### STATED GOAL
In the listing below, count the lines containing the string "post" and state only the number.

### SUPPLIED DATA
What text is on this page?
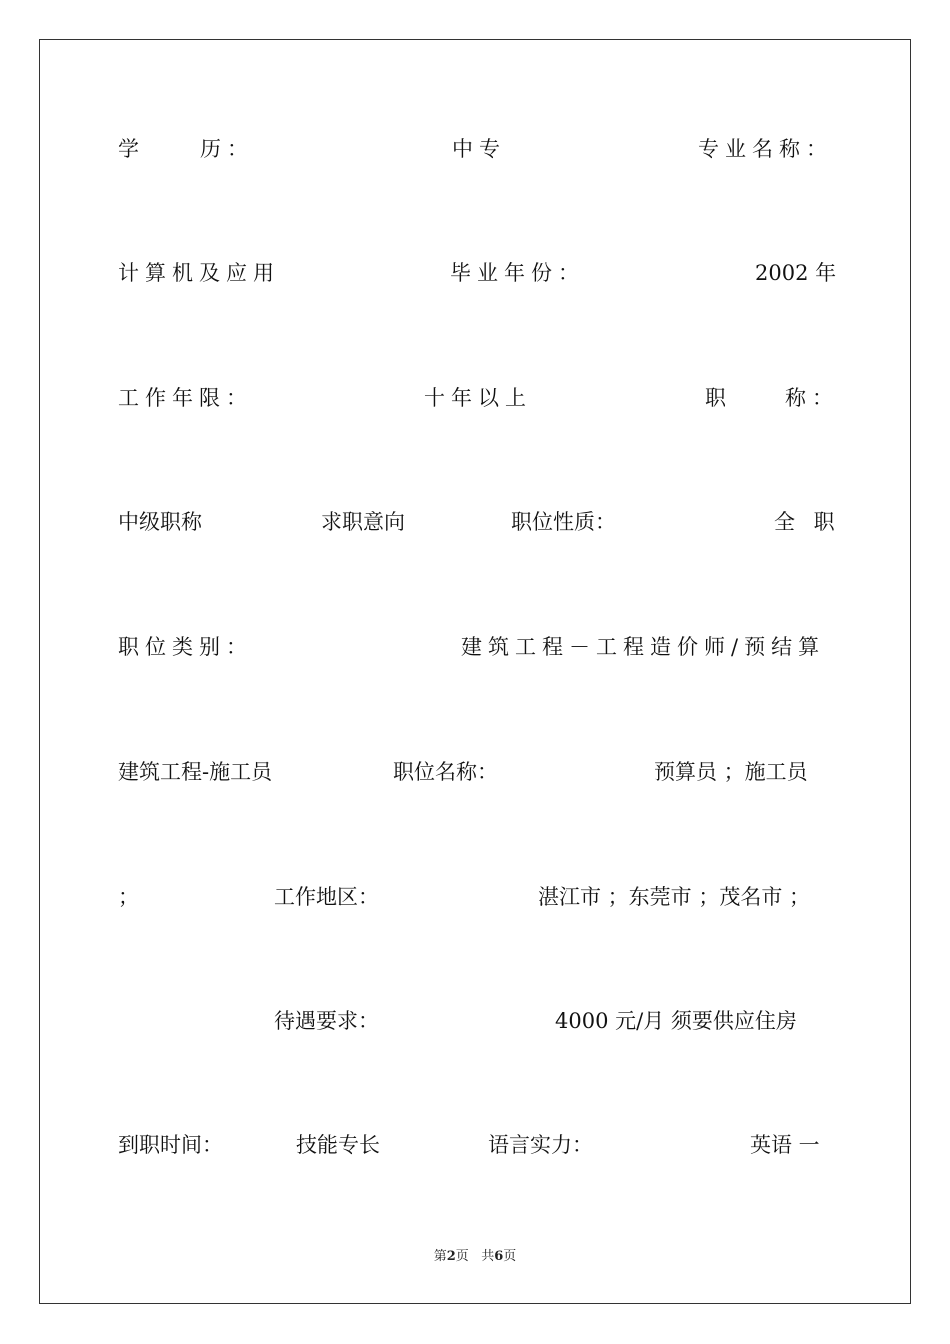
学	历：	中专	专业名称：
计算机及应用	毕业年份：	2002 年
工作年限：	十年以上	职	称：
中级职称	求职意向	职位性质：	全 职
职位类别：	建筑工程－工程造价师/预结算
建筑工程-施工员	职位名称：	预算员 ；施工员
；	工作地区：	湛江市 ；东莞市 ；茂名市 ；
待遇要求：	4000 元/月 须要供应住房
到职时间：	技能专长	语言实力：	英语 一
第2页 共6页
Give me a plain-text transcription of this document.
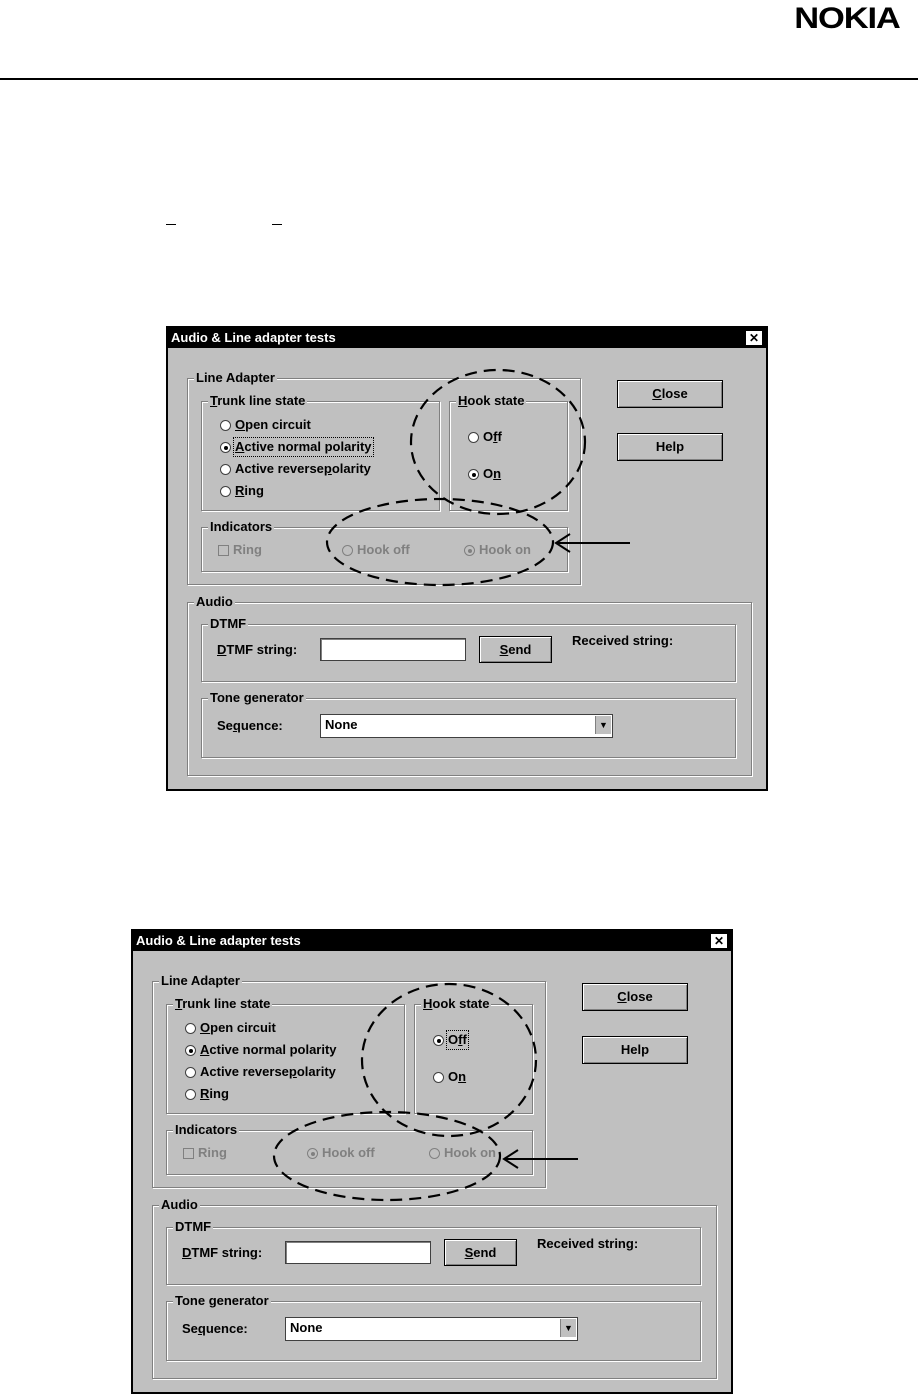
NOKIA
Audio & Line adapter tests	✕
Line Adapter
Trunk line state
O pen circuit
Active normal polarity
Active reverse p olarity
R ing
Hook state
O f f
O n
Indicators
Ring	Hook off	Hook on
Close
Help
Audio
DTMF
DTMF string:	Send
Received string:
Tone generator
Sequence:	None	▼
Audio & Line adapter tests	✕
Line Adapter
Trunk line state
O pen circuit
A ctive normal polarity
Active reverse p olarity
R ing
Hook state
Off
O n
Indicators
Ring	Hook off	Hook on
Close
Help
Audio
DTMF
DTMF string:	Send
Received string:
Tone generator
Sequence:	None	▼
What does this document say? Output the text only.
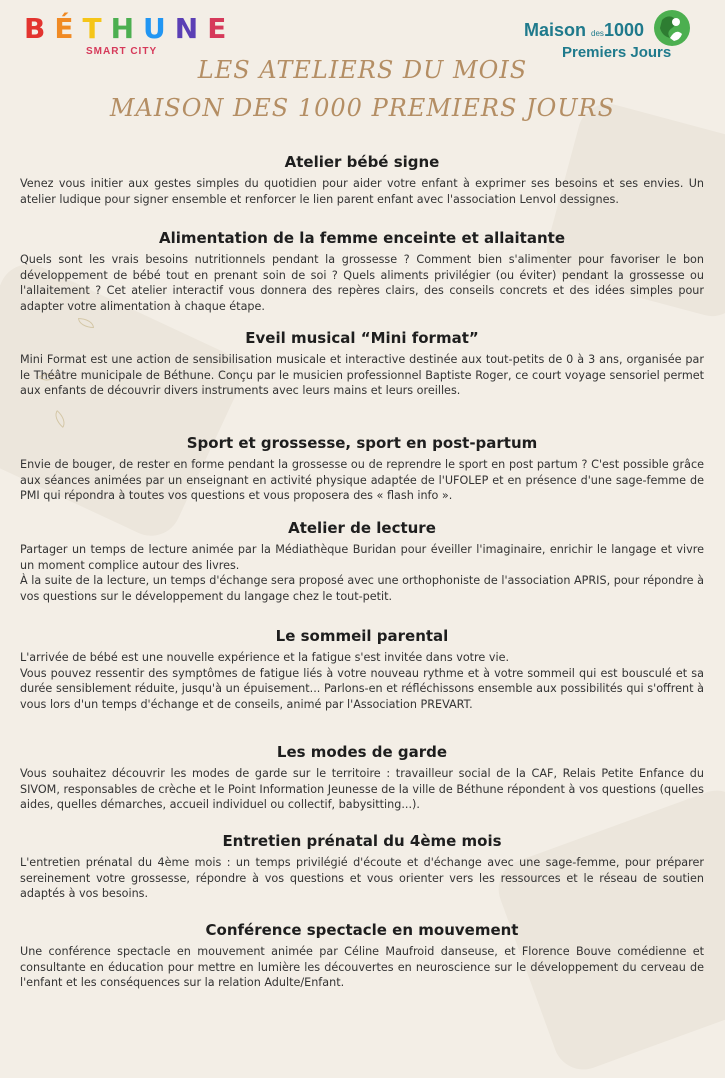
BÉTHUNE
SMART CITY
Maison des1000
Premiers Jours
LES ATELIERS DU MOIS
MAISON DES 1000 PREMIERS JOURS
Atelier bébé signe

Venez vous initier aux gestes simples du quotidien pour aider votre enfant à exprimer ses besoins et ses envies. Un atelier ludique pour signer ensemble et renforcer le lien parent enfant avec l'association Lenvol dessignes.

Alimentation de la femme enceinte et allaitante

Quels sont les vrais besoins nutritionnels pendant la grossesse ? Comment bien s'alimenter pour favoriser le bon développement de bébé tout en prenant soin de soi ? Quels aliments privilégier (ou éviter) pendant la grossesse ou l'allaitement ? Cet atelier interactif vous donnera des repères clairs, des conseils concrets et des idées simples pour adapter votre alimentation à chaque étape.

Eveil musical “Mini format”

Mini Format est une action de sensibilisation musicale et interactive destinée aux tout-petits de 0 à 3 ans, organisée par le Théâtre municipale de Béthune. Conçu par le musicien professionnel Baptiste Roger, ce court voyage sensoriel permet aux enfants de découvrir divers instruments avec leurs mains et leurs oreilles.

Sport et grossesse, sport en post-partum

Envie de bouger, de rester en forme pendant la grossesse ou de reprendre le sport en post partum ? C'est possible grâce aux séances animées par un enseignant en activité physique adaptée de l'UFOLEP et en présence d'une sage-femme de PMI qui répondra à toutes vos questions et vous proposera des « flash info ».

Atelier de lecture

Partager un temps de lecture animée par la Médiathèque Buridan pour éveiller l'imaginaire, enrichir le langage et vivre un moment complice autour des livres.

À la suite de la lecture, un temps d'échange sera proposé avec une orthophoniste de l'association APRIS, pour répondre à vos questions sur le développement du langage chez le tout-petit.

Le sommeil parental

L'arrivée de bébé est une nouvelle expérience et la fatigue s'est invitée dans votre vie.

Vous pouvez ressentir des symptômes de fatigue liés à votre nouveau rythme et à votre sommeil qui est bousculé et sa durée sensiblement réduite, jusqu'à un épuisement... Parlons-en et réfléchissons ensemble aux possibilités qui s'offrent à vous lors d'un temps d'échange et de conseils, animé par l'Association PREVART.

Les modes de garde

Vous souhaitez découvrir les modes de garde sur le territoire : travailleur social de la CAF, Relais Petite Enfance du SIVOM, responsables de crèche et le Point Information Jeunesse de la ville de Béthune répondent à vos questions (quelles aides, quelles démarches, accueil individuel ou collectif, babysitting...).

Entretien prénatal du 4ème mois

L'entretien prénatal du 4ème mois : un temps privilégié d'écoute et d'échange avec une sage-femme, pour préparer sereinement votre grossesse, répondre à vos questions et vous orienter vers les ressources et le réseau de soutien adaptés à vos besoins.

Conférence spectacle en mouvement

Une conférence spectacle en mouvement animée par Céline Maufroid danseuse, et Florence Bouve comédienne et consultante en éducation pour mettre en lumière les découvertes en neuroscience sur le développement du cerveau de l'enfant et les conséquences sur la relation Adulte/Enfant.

### TASK ANSWER
2